Omit every picture, then give all the entries again exactly.

────────────────

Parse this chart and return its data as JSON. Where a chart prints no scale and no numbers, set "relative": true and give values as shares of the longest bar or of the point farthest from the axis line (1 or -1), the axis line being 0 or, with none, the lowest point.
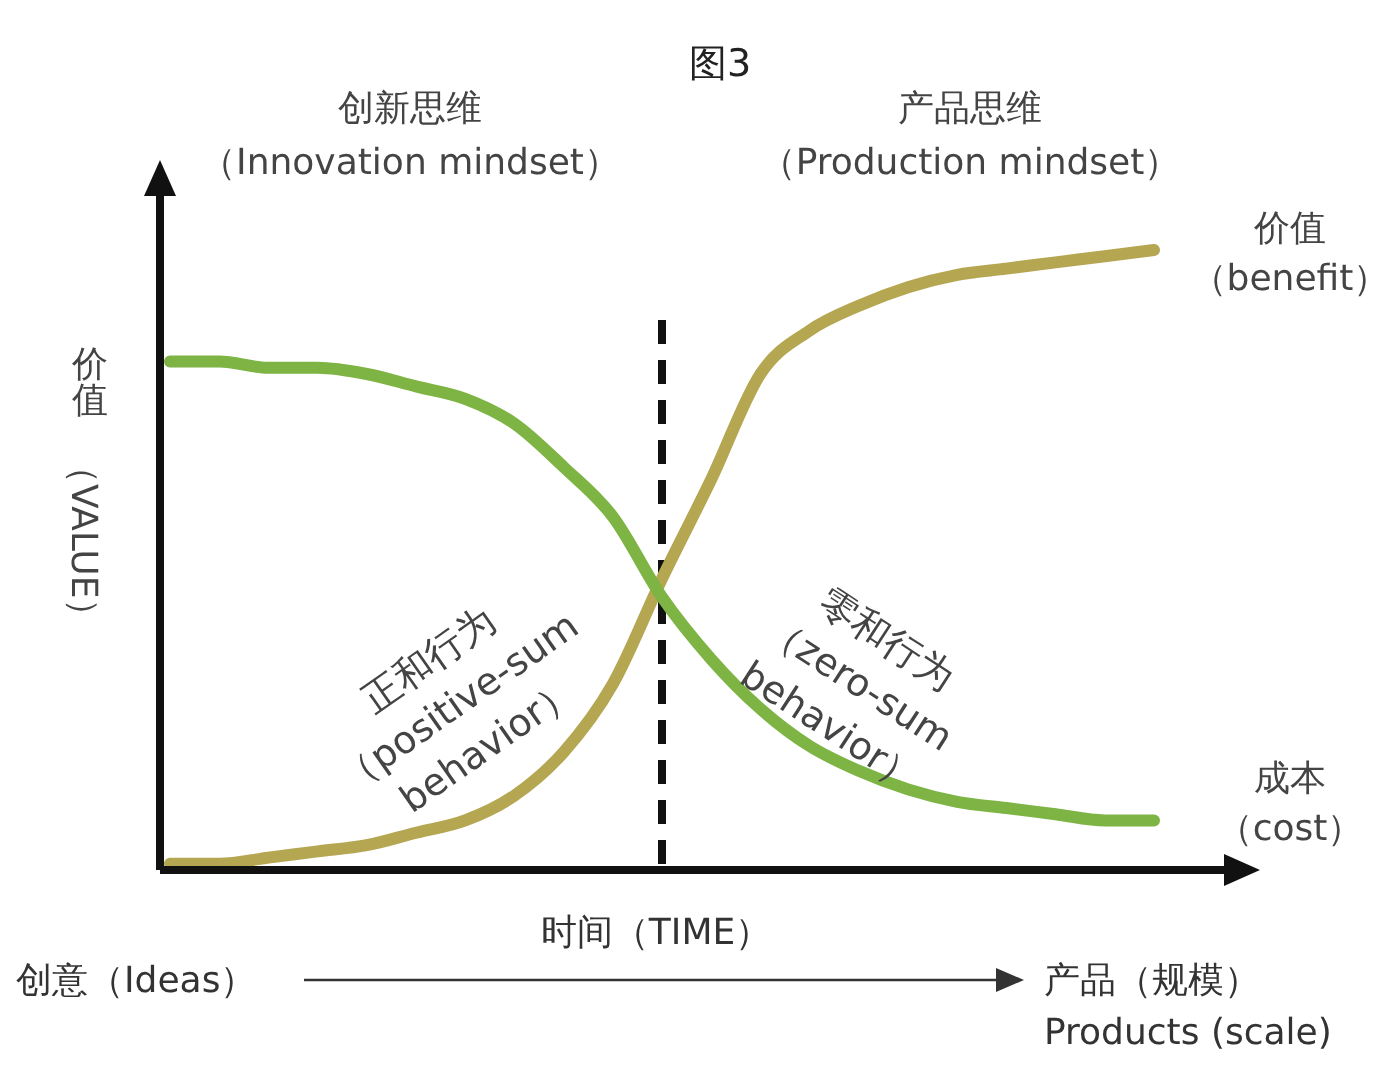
{
  "chart_data": {
    "type": "line",
    "title": "图3",
    "xlabel": "时间（TIME）",
    "ylabel": "价值（VALUE）",
    "relative": true,
    "categories": [
      null,
      null,
      null,
      null,
      null,
      null,
      null,
      null,
      null,
      null,
      null,
      null,
      null,
      null,
      null,
      null,
      null,
      null,
      null,
      null,
      null
    ],
    "series": [
      {
        "name": "价值（benefit）",
        "color": "#b5a651",
        "values": [
          0.01,
          0.01,
          0.02,
          0.03,
          0.04,
          0.06,
          0.08,
          0.12,
          0.19,
          0.3,
          0.47,
          0.63,
          0.8,
          0.87,
          0.91,
          0.94,
          0.96,
          0.97,
          0.98,
          0.99,
          1
        ]
      },
      {
        "name": "成本（cost）",
        "color": "#7db443",
        "values": [
          0.82,
          0.82,
          0.81,
          0.81,
          0.8,
          0.78,
          0.76,
          0.72,
          0.65,
          0.57,
          0.44,
          0.34,
          0.26,
          0.2,
          0.16,
          0.13,
          0.11,
          0.1,
          0.09,
          0.08,
          0.08
        ]
      }
    ],
    "annotations": [
      "创新思维（Innovation mindset）",
      "产品思维（Production mindset）",
      "正和行为（positive-sum\nbehavior）",
      "零和行为（zero-sum\nbehavior）",
      "创意（Ideas）",
      "产品（规模）\nProducts (scale)"
    ],
    "grid": false,
    "legend": false,
    "marker": "none",
    "line_style": "solid"
  }
}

────────────────

:: The result ::
Parse this chart and return its data as JSON. Where a chart prints no scale and no numbers, set "relative": true and give values as shares of the longest bar or of the point farthest from the axis line (1 or -1), the axis line being 0 or, with none, the lowest point.
{
  "chart_data": {
    "type": "line",
    "title": "图3",
    "xlabel": "时间（TIME）",
    "ylabel": "价值（VALUE）",
    "relative": true,
    "categories": [
      null,
      null,
      null,
      null,
      null,
      null,
      null,
      null,
      null,
      null,
      null,
      null,
      null,
      null,
      null,
      null,
      null,
      null,
      null,
      null,
      null
    ],
    "series": [
      {
        "name": "价值（benefit）",
        "color": "#b5a651",
        "values": [
          0.01,
          0.01,
          0.02,
          0.03,
          0.04,
          0.06,
          0.08,
          0.12,
          0.19,
          0.3,
          0.47,
          0.63,
          0.8,
          0.87,
          0.91,
          0.94,
          0.96,
          0.97,
          0.98,
          0.99,
          1
        ]
      },
      {
        "name": "成本（cost）",
        "color": "#7db443",
        "values": [
          0.82,
          0.82,
          0.81,
          0.81,
          0.8,
          0.78,
          0.76,
          0.72,
          0.65,
          0.57,
          0.44,
          0.34,
          0.26,
          0.2,
          0.16,
          0.13,
          0.11,
          0.1,
          0.09,
          0.08,
          0.08
        ]
      }
    ],
    "annotations": [
      "创新思维（Innovation mindset）",
      "产品思维（Production mindset）",
      "正和行为（positive-sum\nbehavior）",
      "零和行为（zero-sum\nbehavior）",
      "创意（Ideas）",
      "产品（规模）\nProducts (scale)"
    ],
    "grid": false,
    "legend": false,
    "marker": "none",
    "line_style": "solid"
  }
}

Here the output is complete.